WORK ORDER | Look below for the line containing "What's the underlying". Output it and each remaining line of the entries exactly, and nothing else.

*** Opening of THE DATA ***

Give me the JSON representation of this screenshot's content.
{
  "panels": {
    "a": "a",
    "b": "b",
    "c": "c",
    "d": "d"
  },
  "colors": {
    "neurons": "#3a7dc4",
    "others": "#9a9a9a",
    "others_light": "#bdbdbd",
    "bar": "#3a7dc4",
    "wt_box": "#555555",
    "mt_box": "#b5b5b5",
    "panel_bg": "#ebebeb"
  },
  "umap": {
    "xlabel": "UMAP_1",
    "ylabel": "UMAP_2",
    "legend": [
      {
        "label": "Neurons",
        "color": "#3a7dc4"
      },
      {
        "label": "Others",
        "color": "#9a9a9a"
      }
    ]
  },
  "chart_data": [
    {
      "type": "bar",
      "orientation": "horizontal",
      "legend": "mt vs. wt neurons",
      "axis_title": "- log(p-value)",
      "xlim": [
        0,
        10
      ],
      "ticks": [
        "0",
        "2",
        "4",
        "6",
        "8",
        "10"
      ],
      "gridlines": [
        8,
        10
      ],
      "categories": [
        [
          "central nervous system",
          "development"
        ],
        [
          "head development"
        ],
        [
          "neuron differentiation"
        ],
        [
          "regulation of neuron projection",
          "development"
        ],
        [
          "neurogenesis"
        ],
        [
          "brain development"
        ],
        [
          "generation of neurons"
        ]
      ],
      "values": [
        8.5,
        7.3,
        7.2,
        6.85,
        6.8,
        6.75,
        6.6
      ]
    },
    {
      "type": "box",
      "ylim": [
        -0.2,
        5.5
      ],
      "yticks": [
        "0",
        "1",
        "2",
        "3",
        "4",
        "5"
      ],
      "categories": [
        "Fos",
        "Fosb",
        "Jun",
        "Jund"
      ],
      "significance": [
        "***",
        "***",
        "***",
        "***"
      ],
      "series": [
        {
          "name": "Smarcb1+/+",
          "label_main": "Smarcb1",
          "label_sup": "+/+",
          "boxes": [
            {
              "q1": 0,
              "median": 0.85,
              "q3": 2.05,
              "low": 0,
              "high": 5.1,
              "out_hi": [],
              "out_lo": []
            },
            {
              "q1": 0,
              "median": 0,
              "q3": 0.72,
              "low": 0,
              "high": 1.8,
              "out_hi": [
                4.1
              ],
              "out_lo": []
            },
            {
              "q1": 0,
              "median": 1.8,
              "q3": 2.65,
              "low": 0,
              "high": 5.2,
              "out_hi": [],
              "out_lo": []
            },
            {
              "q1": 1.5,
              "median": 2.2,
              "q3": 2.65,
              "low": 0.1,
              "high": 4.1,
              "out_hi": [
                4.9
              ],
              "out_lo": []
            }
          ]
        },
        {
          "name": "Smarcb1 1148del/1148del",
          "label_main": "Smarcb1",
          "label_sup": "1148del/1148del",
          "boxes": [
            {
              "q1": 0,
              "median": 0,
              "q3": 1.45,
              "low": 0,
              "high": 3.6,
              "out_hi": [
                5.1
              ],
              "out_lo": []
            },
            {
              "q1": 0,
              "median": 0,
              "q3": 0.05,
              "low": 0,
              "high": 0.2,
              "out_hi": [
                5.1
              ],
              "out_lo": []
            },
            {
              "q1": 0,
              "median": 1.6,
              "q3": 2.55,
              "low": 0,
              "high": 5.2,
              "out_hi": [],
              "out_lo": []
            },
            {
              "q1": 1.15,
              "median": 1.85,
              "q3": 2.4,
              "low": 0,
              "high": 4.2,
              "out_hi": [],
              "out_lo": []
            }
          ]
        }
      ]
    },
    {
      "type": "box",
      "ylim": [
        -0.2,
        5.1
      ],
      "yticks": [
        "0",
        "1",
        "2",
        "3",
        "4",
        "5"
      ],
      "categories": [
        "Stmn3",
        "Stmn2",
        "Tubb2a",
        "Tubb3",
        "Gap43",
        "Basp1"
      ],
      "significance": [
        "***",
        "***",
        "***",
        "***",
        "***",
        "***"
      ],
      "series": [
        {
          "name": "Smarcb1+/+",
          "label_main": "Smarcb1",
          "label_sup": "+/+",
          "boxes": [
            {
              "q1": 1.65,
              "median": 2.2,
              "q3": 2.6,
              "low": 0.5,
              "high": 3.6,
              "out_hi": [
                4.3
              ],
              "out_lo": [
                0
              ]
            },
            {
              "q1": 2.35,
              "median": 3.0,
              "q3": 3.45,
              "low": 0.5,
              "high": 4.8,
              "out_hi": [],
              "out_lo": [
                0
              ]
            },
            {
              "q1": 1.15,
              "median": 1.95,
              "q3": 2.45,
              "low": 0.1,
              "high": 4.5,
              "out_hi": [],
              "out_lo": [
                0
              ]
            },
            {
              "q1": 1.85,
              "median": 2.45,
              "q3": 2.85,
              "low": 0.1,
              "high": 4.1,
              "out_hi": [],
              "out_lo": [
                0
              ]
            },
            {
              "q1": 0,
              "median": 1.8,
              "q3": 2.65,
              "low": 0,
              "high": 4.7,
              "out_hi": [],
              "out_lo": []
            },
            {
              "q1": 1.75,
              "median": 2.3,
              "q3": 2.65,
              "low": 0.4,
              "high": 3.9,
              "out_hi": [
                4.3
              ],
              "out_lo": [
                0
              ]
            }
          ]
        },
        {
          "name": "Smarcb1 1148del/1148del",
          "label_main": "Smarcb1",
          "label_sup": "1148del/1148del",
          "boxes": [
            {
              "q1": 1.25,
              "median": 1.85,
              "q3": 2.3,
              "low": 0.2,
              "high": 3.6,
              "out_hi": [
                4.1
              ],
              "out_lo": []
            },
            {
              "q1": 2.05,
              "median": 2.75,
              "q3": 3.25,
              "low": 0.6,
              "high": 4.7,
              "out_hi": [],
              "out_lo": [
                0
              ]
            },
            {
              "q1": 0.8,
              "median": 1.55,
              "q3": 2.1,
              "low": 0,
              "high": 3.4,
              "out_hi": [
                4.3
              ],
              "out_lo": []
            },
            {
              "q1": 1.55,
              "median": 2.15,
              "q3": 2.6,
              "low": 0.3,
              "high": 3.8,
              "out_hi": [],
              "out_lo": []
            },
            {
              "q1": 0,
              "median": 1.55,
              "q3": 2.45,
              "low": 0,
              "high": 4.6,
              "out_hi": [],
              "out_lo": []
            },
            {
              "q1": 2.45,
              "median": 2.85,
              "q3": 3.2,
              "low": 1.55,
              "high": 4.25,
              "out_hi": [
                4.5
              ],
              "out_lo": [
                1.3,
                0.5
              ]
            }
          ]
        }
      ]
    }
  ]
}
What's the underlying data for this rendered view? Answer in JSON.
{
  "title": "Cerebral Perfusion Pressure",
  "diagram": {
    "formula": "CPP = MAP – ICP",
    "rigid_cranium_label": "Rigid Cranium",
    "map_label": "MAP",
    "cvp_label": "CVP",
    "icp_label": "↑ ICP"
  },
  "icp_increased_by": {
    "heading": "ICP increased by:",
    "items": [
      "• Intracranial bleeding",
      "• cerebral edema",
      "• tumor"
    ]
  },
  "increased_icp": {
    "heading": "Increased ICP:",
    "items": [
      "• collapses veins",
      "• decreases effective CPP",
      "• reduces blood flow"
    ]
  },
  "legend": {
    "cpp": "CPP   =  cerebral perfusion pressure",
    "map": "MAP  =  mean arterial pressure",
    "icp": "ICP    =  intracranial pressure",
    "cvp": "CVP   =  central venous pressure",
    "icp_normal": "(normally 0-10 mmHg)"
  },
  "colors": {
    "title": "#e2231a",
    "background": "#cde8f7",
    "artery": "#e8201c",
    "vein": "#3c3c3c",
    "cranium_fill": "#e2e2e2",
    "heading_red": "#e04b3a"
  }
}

*** Close of THE DATA ***

YOUR SOLUTION |
What's the underlying data for this rendered view? Answer in JSON.
{
  "title": "Cerebral Perfusion Pressure",
  "diagram": {
    "formula": "CPP = MAP – ICP",
    "rigid_cranium_label": "Rigid Cranium",
    "map_label": "MAP",
    "cvp_label": "CVP",
    "icp_label": "↑ ICP"
  },
  "icp_increased_by": {
    "heading": "ICP increased by:",
    "items": [
      "• Intracranial bleeding",
      "• cerebral edema",
      "• tumor"
    ]
  },
  "increased_icp": {
    "heading": "Increased ICP:",
    "items": [
      "• collapses veins",
      "• decreases effective CPP",
      "• reduces blood flow"
    ]
  },
  "legend": {
    "cpp": "CPP   =  cerebral perfusion pressure",
    "map": "MAP  =  mean arterial pressure",
    "icp": "ICP    =  intracranial pressure",
    "cvp": "CVP   =  central venous pressure",
    "icp_normal": "(normally 0-10 mmHg)"
  },
  "colors": {
    "title": "#e2231a",
    "background": "#cde8f7",
    "artery": "#e8201c",
    "vein": "#3c3c3c",
    "cranium_fill": "#e2e2e2",
    "heading_red": "#e04b3a"
  }
}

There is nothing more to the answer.